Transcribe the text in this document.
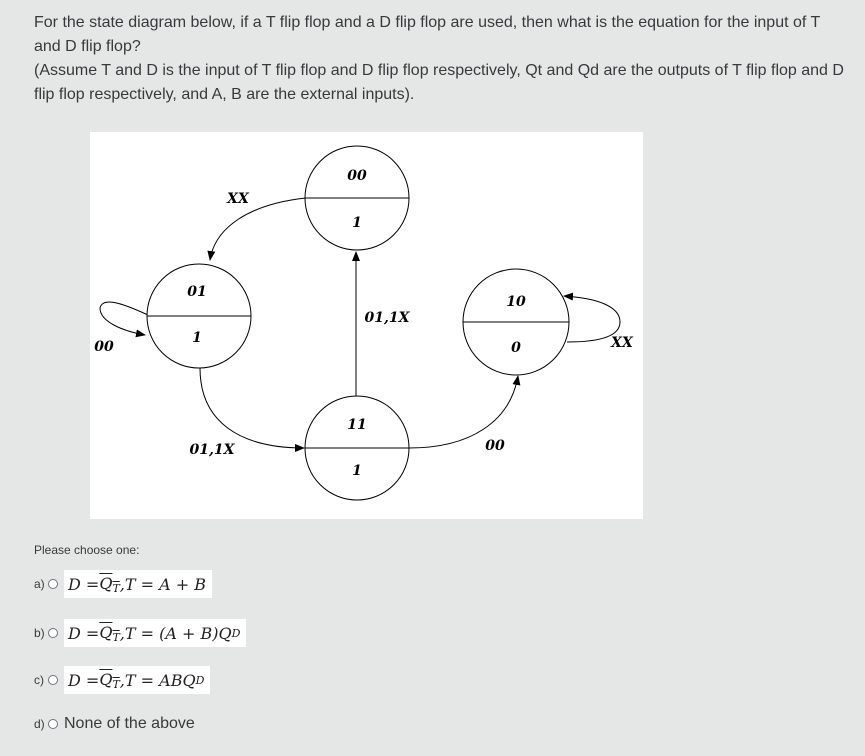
For the state diagram below, if a T flip flop and a D flip flop are used, then what is the equation for the input of T and D flip flop?

(Assume T and D is the input of T flip flop and D flip flop respectively, Qt and Qd are the outputs of T flip flop and D flip flop respectively, and A, B are the external inputs).

00
1
01
1
10
0
11
1
XX
00
01,1X
01,1X
00
XX
Please choose one:
a) $D = Q_T$ ,T =
A + B
b) $D = Q_T$ ,T =
(A + B)Q D
c) $D = Q_T$ ,T =
ABQ D
d) None of the above
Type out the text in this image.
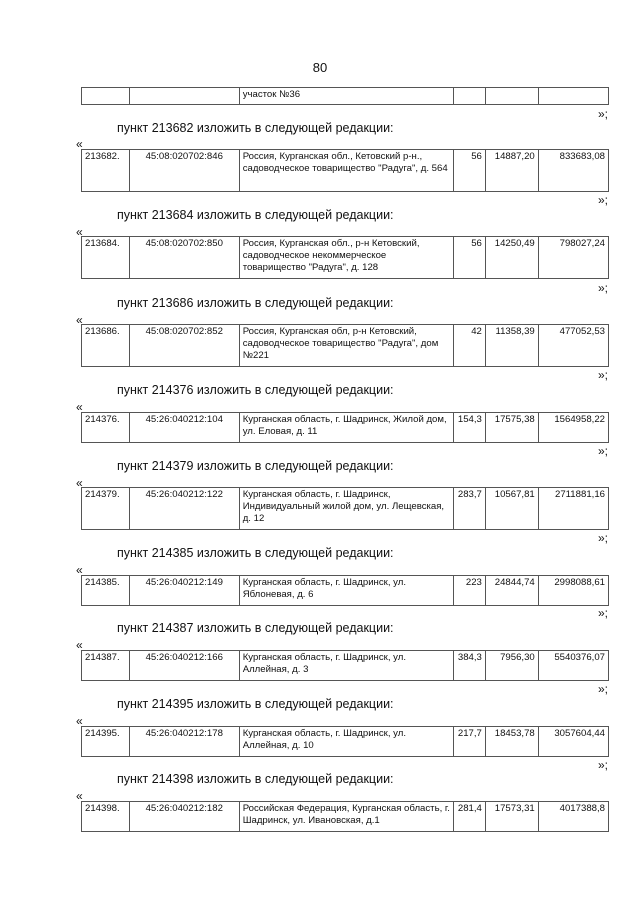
80
		участок №36			
»;
пункт 213682 изложить в следующей редакции:
«
213682.	45:08:020702:846	Россия, Курганская обл., Кетовский р-н., садоводческое товарищество "Радуга", д. 564	56	14887,20	833683,08
»;
пункт 213684 изложить в следующей редакции:
«
213684.	45:08:020702:850	Россия, Курганская обл., р-н Кетовский, садоводческое некоммерческое товарищество "Радуга", д. 128	56	14250,49	798027,24
»;
пункт 213686 изложить в следующей редакции:
«
213686.	45:08:020702:852	Россия, Курганская обл, р-н Кетовский, садоводческое товарищество "Радуга", дом №221	42	11358,39	477052,53
»;
пункт 214376 изложить в следующей редакции:
«
214376.	45:26:040212:104	Курганская область, г. Шадринск, Жилой дом, ул. Еловая, д. 11	154,3	17575,38	1564958,22
»;
пункт 214379 изложить в следующей редакции:
«
214379.	45:26:040212:122	Курганская область, г. Шадринск, Индивидуальный жилой дом, ул. Лещевская, д. 12	283,7	10567,81	2711881,16
»;
пункт 214385 изложить в следующей редакции:
«
214385.	45:26:040212:149	Курганская область, г. Шадринск, ул. Яблоневая, д. 6	223	24844,74	2998088,61
»;
пункт 214387 изложить в следующей редакции:
«
214387.	45:26:040212:166	Курганская область, г. Шадринск, ул. Аллейная, д. 3	384,3	7956,30	5540376,07
»;
пункт 214395 изложить в следующей редакции:
«
214395.	45:26:040212:178	Курганская область, г. Шадринск, ул. Аллейная, д. 10	217,7	18453,78	3057604,44
»;
пункт 214398 изложить в следующей редакции:
«
214398.	45:26:040212:182	Российская Федерация, Курганская область, г. Шадринск, ул. Ивановская, д.1	281,4	17573,31	4017388,8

- _Exercise description_:
Search the data above for the string "товарищество" and return every line that has it.

- _The solution_:
213682.	45:08:020702:846	Россия, Курганская обл., Кетовский р-н., садоводческое товарищество "Радуга", д. 564	56	14887,20	833683,08
213684.	45:08:020702:850	Россия, Курганская обл., р-н Кетовский, садоводческое некоммерческое товарищество "Радуга", д. 128	56	14250,49	798027,24
213686.	45:08:020702:852	Россия, Курганская обл, р-н Кетовский, садоводческое товарищество "Радуга", дом №221	42	11358,39	477052,53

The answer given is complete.